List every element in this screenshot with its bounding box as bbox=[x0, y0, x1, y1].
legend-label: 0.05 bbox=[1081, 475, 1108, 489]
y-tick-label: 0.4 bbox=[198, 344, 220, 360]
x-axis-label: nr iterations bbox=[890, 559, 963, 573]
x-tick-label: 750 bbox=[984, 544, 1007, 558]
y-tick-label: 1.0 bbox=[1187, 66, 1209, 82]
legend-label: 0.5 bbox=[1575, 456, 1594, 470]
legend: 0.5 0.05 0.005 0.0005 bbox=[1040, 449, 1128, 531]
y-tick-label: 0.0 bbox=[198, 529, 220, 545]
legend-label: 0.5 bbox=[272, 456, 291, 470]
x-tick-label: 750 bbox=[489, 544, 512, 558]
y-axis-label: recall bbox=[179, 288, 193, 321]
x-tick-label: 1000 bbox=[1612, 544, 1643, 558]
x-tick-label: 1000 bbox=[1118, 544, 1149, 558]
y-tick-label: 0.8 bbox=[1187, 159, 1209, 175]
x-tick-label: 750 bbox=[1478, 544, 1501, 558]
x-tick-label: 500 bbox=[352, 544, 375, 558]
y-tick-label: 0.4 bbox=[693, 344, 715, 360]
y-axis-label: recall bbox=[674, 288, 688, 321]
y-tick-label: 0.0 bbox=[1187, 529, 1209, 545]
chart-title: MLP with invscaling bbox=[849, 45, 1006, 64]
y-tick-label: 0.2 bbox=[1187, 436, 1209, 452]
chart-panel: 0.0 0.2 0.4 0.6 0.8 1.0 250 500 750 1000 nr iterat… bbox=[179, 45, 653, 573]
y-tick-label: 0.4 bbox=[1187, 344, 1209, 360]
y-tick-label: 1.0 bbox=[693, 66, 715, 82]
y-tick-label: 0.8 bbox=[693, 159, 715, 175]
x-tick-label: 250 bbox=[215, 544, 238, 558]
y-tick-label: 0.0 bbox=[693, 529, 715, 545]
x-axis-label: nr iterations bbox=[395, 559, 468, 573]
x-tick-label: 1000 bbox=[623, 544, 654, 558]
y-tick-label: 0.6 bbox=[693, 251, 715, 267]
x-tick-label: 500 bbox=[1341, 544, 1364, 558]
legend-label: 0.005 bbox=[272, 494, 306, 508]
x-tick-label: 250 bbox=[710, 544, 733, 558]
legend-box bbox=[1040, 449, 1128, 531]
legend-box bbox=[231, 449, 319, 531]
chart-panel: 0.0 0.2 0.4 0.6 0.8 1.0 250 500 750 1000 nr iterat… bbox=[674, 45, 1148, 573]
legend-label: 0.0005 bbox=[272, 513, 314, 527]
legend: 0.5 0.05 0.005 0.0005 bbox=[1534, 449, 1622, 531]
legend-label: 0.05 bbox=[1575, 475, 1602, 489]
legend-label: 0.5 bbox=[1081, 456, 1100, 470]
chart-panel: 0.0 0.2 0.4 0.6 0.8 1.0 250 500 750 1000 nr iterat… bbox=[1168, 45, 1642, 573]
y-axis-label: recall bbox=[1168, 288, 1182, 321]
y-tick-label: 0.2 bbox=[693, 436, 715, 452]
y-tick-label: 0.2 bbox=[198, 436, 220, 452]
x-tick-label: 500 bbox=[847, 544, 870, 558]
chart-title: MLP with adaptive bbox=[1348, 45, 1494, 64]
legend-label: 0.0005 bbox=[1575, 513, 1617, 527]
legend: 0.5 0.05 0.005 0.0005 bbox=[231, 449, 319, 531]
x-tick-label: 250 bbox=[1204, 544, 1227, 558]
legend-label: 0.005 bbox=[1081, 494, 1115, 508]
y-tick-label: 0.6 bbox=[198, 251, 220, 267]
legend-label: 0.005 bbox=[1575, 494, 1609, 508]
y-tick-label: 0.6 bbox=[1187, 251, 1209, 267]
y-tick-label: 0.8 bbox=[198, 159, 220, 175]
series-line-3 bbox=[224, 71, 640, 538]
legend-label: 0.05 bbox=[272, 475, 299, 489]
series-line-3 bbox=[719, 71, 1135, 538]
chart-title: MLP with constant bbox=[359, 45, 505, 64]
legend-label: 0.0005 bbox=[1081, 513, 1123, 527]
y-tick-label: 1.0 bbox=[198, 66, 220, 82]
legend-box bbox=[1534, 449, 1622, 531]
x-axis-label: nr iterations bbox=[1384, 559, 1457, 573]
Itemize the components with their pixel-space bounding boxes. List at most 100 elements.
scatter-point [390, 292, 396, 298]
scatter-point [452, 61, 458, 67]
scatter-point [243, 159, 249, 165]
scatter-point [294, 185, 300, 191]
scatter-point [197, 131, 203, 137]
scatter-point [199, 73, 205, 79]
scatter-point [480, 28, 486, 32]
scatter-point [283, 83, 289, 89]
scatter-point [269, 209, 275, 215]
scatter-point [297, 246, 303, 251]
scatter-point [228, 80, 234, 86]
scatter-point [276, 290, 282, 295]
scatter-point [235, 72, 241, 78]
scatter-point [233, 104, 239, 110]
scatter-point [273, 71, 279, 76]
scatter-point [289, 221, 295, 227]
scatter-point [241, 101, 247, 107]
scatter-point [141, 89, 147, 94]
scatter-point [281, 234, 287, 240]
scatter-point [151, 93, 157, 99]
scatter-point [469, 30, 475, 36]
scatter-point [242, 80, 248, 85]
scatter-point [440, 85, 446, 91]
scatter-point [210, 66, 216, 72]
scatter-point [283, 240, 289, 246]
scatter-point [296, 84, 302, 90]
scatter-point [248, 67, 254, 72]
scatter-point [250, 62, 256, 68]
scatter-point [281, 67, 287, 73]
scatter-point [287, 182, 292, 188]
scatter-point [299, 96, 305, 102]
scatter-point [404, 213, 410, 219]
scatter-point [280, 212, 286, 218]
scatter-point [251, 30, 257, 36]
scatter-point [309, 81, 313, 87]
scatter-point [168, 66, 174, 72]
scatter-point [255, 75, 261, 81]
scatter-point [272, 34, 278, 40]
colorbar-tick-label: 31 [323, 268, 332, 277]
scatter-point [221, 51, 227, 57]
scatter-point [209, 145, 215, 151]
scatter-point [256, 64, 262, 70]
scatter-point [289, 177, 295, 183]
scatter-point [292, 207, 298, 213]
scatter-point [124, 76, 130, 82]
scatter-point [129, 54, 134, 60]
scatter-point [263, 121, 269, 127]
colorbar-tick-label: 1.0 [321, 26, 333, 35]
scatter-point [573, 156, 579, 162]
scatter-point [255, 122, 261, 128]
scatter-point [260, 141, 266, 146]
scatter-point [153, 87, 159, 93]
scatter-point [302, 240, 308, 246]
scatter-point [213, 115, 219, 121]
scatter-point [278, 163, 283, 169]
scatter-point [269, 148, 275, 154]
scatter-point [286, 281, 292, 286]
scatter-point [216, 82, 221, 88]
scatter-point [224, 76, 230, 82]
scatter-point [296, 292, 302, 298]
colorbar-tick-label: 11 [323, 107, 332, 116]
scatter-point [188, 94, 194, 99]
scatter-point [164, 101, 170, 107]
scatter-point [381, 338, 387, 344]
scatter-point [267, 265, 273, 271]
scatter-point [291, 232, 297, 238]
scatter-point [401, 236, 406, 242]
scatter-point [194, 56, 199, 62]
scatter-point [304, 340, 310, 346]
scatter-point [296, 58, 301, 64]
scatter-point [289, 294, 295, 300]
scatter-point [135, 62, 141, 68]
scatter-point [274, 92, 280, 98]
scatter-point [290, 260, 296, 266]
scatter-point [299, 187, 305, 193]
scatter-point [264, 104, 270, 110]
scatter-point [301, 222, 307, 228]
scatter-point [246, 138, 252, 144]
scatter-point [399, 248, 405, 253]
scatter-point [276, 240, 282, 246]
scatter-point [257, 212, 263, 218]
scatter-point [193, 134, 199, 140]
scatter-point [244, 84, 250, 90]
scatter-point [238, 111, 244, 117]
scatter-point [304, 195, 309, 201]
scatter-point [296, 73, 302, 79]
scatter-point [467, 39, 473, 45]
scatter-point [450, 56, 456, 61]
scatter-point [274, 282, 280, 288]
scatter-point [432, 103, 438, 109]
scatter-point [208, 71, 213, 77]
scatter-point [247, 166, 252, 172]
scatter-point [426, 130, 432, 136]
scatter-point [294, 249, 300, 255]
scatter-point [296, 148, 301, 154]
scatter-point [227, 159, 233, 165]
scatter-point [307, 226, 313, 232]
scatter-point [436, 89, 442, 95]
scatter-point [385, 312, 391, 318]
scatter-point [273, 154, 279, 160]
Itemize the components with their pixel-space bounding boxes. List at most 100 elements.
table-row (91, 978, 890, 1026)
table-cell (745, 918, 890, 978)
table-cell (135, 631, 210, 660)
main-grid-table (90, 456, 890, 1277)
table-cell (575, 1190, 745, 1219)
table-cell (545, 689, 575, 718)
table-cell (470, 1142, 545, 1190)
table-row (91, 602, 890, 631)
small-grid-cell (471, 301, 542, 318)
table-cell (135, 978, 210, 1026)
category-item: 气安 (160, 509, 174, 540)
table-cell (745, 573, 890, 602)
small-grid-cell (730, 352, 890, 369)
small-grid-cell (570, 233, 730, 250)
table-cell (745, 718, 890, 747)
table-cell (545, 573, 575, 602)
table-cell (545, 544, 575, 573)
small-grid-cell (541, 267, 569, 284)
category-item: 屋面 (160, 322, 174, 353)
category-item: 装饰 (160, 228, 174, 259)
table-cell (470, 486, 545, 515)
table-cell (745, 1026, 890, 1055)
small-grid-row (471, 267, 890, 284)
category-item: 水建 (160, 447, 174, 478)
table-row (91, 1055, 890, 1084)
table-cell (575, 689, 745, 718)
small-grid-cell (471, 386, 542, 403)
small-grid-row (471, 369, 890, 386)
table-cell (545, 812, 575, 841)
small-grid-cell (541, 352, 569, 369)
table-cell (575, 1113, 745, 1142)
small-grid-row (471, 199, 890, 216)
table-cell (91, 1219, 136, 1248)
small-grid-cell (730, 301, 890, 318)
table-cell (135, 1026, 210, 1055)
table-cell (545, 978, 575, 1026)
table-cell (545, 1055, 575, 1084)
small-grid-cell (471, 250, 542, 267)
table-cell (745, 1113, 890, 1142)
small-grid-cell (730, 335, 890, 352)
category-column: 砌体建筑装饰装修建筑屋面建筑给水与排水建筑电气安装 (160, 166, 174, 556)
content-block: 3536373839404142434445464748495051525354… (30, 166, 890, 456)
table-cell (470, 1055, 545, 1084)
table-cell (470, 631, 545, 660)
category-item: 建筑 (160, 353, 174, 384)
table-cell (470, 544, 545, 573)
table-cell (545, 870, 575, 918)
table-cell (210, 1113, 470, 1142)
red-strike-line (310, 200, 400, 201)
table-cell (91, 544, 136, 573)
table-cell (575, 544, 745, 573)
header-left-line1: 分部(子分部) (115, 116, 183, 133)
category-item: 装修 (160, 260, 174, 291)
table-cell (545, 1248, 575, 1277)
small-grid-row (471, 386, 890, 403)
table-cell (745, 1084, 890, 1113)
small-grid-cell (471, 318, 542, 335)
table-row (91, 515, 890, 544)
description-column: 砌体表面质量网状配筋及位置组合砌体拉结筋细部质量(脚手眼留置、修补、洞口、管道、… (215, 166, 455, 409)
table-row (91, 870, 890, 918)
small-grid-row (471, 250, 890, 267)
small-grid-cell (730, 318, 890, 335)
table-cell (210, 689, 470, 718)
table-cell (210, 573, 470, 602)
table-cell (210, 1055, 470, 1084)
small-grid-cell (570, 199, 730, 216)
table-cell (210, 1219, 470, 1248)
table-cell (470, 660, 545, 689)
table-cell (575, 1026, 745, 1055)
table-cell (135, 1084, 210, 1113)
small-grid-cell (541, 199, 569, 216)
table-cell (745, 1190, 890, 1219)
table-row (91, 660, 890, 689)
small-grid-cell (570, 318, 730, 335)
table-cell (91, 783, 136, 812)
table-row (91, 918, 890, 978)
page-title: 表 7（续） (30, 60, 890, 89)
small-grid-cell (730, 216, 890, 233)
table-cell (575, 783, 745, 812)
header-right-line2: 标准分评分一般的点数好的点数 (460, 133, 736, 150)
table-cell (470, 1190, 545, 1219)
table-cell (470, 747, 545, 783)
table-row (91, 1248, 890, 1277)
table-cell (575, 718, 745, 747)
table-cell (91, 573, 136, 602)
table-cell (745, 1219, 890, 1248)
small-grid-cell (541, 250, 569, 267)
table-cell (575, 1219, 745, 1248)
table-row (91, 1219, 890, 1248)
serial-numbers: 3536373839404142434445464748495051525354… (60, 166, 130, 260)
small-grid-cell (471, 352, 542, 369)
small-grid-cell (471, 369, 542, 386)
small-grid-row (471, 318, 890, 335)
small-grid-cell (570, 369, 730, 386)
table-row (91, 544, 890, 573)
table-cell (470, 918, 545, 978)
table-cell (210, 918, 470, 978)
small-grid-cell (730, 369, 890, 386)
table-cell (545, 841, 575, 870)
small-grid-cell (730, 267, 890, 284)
_ _ _ _ _
BRIEF → Please give the lines of the data above, from the very first line through the line containing "y-axis-label: recall bbox=[179, 288, 193, 321]", both included, as a JSON list of strings with one string per line and blank lines left out.

TASK OUTPUT →
[
  "List every element in this screenshot with its bounding box as bbox=[x0, y0, x1, y1].",
  "legend-label: 0.05 bbox=[1081, 475, 1108, 489]",
  "y-tick-label: 0.4 bbox=[198, 344, 220, 360]",
  "x-axis-label: nr iterations bbox=[890, 559, 963, 573]",
  "x-tick-label: 750 bbox=[984, 544, 1007, 558]",
  "y-tick-label: 1.0 bbox=[1187, 66, 1209, 82]",
  "legend-label: 0.5 bbox=[1575, 456, 1594, 470]",
  "legend: 0.5 0.05 0.005 0.0005 bbox=[1040, 449, 1128, 531]",
  "y-tick-label: 0.0 bbox=[198, 529, 220, 545]",
  "legend-label: 0.5 bbox=[272, 456, 291, 470]",
  "x-tick-label: 750 bbox=[489, 544, 512, 558]",
  "y-axis-label: recall bbox=[179, 288, 193, 321]"
]